Give a verbatim copy of the lines below, minus the pictures.

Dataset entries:
+++
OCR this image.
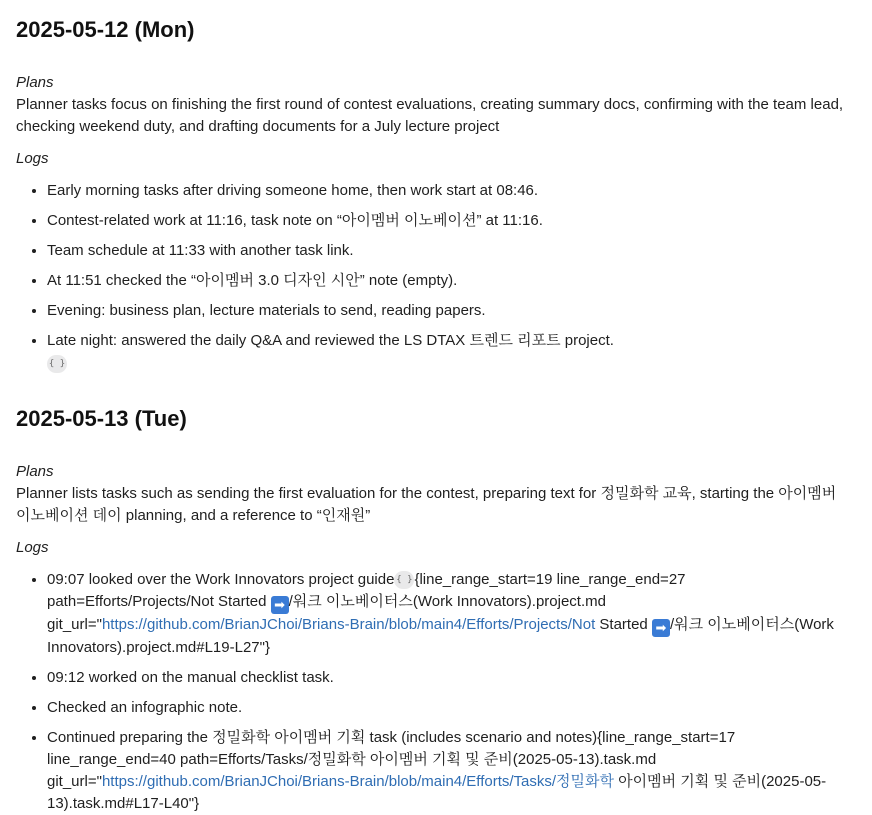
2025-05-12 (Mon)

Plans

Planner tasks focus on finishing the first round of contest evaluations, creating summary docs, confirming with the team lead, checking weekend duty, and drafting documents for a July lecture project

Logs

• Early morning tasks after driving someone home, then work start at 08:46.
• Contest-related work at 11:16, task note on “아이멤버 이노베이션” at 11:16.
• Team schedule at 11:33 with another task link.
• At 11:51 checked the “아이멤버 3.0 디자인 시안” note (empty).
• Evening: business plan, lecture materials to send, reading papers.
• Late night: answered the daily Q&A and reviewed the LS DTAX 트렌드 리포트 project.
{ }
2025-05-13 (Tue)

Plans

Planner lists tasks such as sending the first evaluation for the contest, preparing text for 정밀화학 교육, starting the 아이멤버 이노베이션 데이 planning, and a reference to “인재원”

Logs

• 09:07 looked over the Work Innovators project guide { } {line_range_start=19 line_range_end=27 path=Efforts/Projects/Not Started ➡ /워크 이노베이터스(Work Innovators).project.md git_url="https://github.com/BrianJChoi/Brians-Brain/blob/main4/Efforts/Projects/Not Started ➡ /워크 이노베이터스(Work Innovators).project.md#L19-L27"}
• 09:12 worked on the manual checklist task.
• Checked an infographic note.
• Continued preparing the 정밀화학 아이멤버 기획 task (includes scenario and notes){line_range_start=17 line_range_end=40 path=Efforts/Tasks/정밀화학 아이멤버 기획 및 준비(2025-05-13).task.md git_url="https://github.com/BrianJChoi/Brians-Brain/blob/main4/Efforts/Tasks/정밀화학 아이멤버 기획 및 준비(2025-05-13).task.md#L17-L40"}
+++
**SOLUTION BELOW**
OCR this image.
2025-05-12 (Mon)

Plans

Planner tasks focus on finishing the first round of contest evaluations, creating summary docs, confirming with the team lead, checking weekend duty, and drafting documents for a July lecture project

Logs

• Early morning tasks after driving someone home, then work start at 08:46.
• Contest-related work at 11:16, task note on “아이멤버 이노베이션” at 11:16.
• Team schedule at 11:33 with another task link.
• At 11:51 checked the “아이멤버 3.0 디자인 시안” note (empty).
• Evening: business plan, lecture materials to send, reading papers.
• Late night: answered the daily Q&A and reviewed the LS DTAX 트렌드 리포트 project.
{ }
2025-05-13 (Tue)

Plans

Planner lists tasks such as sending the first evaluation for the contest, preparing text for 정밀화학 교육, starting the 아이멤버 이노베이션 데이 planning, and a reference to “인재원”

Logs

• 09:07 looked over the Work Innovators project guide { } {line_range_start=19 line_range_end=27 path=Efforts/Projects/Not Started ➡ /워크 이노베이터스(Work Innovators).project.md git_url="https://github.com/BrianJChoi/Brians-Brain/blob/main4/Efforts/Projects/Not Started ➡ /워크 이노베이터스(Work Innovators).project.md#L19-L27"}
• 09:12 worked on the manual checklist task.
• Checked an infographic note.
• Continued preparing the 정밀화학 아이멤버 기획 task (includes scenario and notes){line_range_start=17 line_range_end=40 path=Efforts/Tasks/정밀화학 아이멤버 기획 및 준비(2025-05-13).task.md git_url="https://github.com/BrianJChoi/Brians-Brain/blob/main4/Efforts/Tasks/정밀화학 아이멤버 기획 및 준비(2025-05-13).task.md#L17-L40"}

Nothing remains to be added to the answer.